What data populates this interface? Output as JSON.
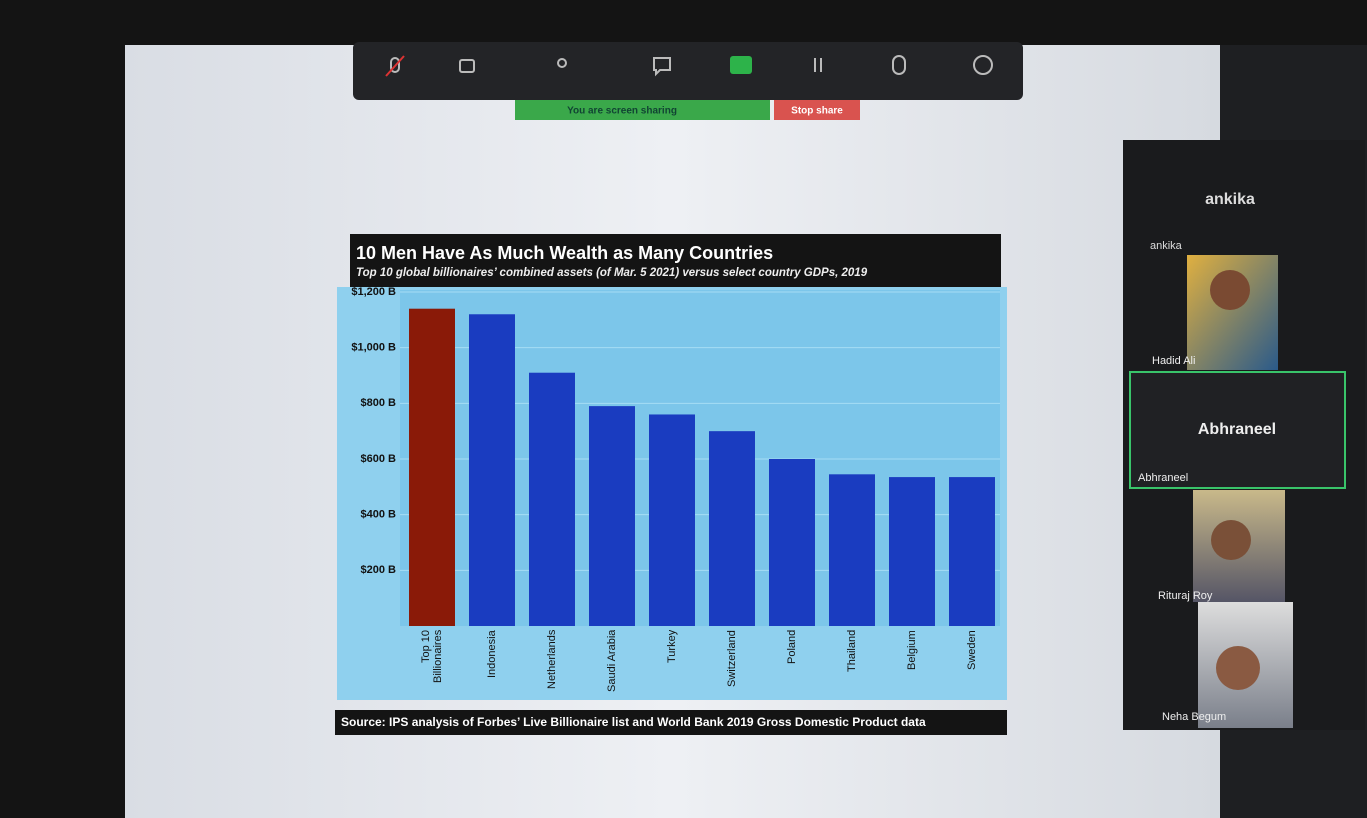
{
  "chart_data": {
    "type": "bar",
    "title": "10 Men Have As Much Wealth as Many Countries",
    "subtitle": "Top 10 global billionaires’ combined assets (of Mar. 5 2021) versus select country GDPs, 2019",
    "source": "Source: IPS analysis of Forbes’ Live Billionaire list and World Bank 2019 Gross Domestic Product data",
    "categories": [
      "Top 10 Billionaires",
      "Indonesia",
      "Netherlands",
      "Saudi Arabia",
      "Turkey",
      "Switzerland",
      "Poland",
      "Thailand",
      "Belgium",
      "Sweden"
    ],
    "values": [
      1140,
      1120,
      910,
      790,
      760,
      700,
      600,
      545,
      535,
      535
    ],
    "colors": [
      "#8a1a08",
      "#1a3cc0",
      "#1a3cc0",
      "#1a3cc0",
      "#1a3cc0",
      "#1a3cc0",
      "#1a3cc0",
      "#1a3cc0",
      "#1a3cc0",
      "#1a3cc0"
    ],
    "ylim": [
      0,
      1200
    ],
    "yticks": [
      {
        "value": 200,
        "label": "$200 B"
      },
      {
        "value": 400,
        "label": "$400 B"
      },
      {
        "value": 600,
        "label": "$600 B"
      },
      {
        "value": 800,
        "label": "$800 B"
      },
      {
        "value": 1000,
        "label": "$1,000 B"
      },
      {
        "value": 1200,
        "label": "$1,200 B"
      }
    ],
    "grid": true
  },
  "zoom": {
    "sharing_banner": "You are screen sharing",
    "stop_share": "Stop share",
    "participants": [
      {
        "name": "ankika",
        "avatar_label": "ankika"
      },
      {
        "name": "Hadid Ali"
      },
      {
        "name": "Abhraneel",
        "avatar_label": "Abhraneel"
      },
      {
        "name": "Rituraj Roy"
      },
      {
        "name": "Neha Begum"
      }
    ]
  }
}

■ **OBJECTIVE**: Using the records above, output their complete text exactly, minus any images.

■ **RESULT OF THE TASK**:
What data populates this interface? Output as JSON.
{
  "chart_data": {
    "type": "bar",
    "title": "10 Men Have As Much Wealth as Many Countries",
    "subtitle": "Top 10 global billionaires’ combined assets (of Mar. 5 2021) versus select country GDPs, 2019",
    "source": "Source: IPS analysis of Forbes’ Live Billionaire list and World Bank 2019 Gross Domestic Product data",
    "categories": [
      "Top 10 Billionaires",
      "Indonesia",
      "Netherlands",
      "Saudi Arabia",
      "Turkey",
      "Switzerland",
      "Poland",
      "Thailand",
      "Belgium",
      "Sweden"
    ],
    "values": [
      1140,
      1120,
      910,
      790,
      760,
      700,
      600,
      545,
      535,
      535
    ],
    "colors": [
      "#8a1a08",
      "#1a3cc0",
      "#1a3cc0",
      "#1a3cc0",
      "#1a3cc0",
      "#1a3cc0",
      "#1a3cc0",
      "#1a3cc0",
      "#1a3cc0",
      "#1a3cc0"
    ],
    "ylim": [
      0,
      1200
    ],
    "yticks": [
      {
        "value": 200,
        "label": "$200 B"
      },
      {
        "value": 400,
        "label": "$400 B"
      },
      {
        "value": 600,
        "label": "$600 B"
      },
      {
        "value": 800,
        "label": "$800 B"
      },
      {
        "value": 1000,
        "label": "$1,000 B"
      },
      {
        "value": 1200,
        "label": "$1,200 B"
      }
    ],
    "grid": true
  },
  "zoom": {
    "sharing_banner": "You are screen sharing",
    "stop_share": "Stop share",
    "participants": [
      {
        "name": "ankika",
        "avatar_label": "ankika"
      },
      {
        "name": "Hadid Ali"
      },
      {
        "name": "Abhraneel",
        "avatar_label": "Abhraneel"
      },
      {
        "name": "Rituraj Roy"
      },
      {
        "name": "Neha Begum"
      }
    ]
  }
}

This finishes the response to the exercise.